>>>

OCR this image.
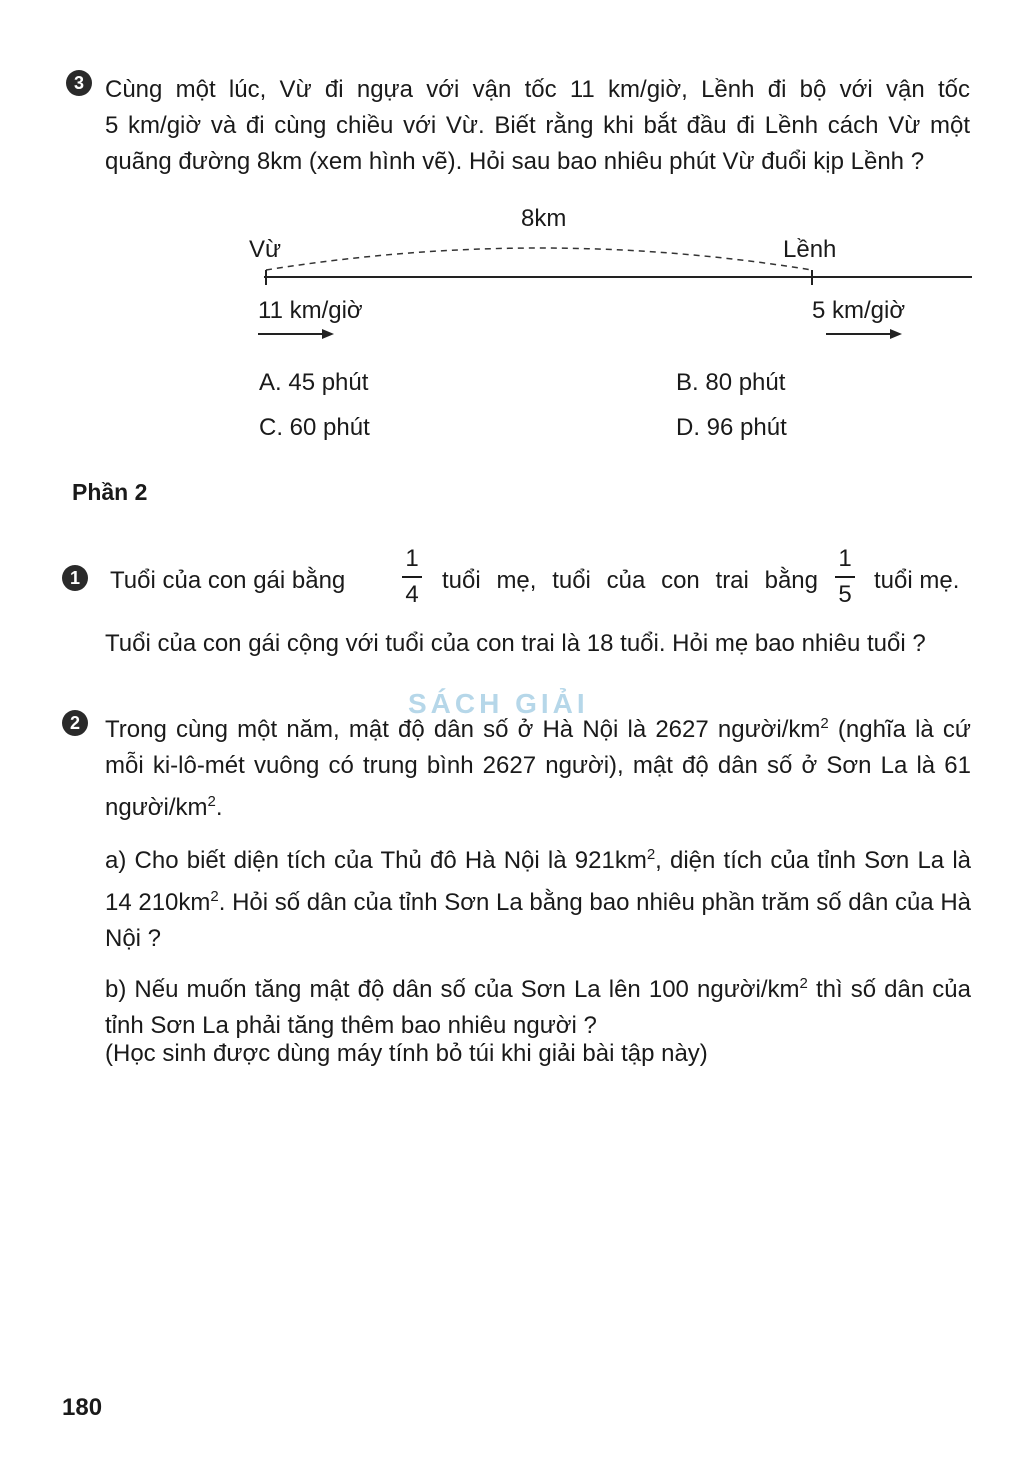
3 Cùng một lúc, Vừ đi ngựa với vận tốc 11 km/giờ, Lềnh đi bộ với vận tốc
5 km/giờ và đi cùng chiều với Vừ. Biết rằng khi bắt đầu đi Lềnh cách Vừ một
quãng đường 8km (xem hình vẽ). Hỏi sau bao nhiêu phút Vừ đuổi kịp Lềnh ?
8km
Vừ	Lềnh
11 km/giờ	5 km/giờ
A. 45 phút	B. 80 phút
C. 60 phút	D. 96 phút
Phần 2
1	Tuổi của con gái bằng
1
4
tuổi mẹ, tuổi của con trai bằng
1
5
tuổi mẹ.
Tuổi của con gái cộng với tuổi của con trai là 18 tuổi. Hỏi mẹ bao nhiêu tuổi ?
SÁCH GIẢI
2	Trong cùng một năm, mật độ dân số ở Hà Nội là 2627 người/$km^2$ (nghĩa là cứ mỗi ki-lô-mét vuông có trung bình 2627 người), mật độ dân số ở Sơn La là 61 người/$km^2$.
a) Cho biết diện tích của Thủ đô Hà Nội là $921km^2$, diện tích của tỉnh Sơn La là 14 $210km^2$. Hỏi số dân của tỉnh Sơn La bằng bao nhiêu phần trăm số dân của Hà Nội ?
b) Nếu muốn tăng mật độ dân số của Sơn La lên 100 người/$km^2$ thì số dân của tỉnh Sơn La phải tăng thêm bao nhiêu người ?
(Học sinh được dùng máy tính bỏ túi khi giải bài tập này)
180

<<<

◆ Exercise requirements:
Pick out each line in the material containing "tỉnh".

◆ Result of this exercise:
a) Cho biết diện tích của Thủ đô Hà Nội là $921km^2$, diện tích của tỉnh Sơn La là 14 $210km^2$. Hỏi số dân của tỉnh Sơn La bằng bao nhiêu phần trăm số dân của Hà Nội ?
b) Nếu muốn tăng mật độ dân số của Sơn La lên 100 người/$km^2$ thì số dân của tỉnh Sơn La phải tăng thêm bao nhiêu người ?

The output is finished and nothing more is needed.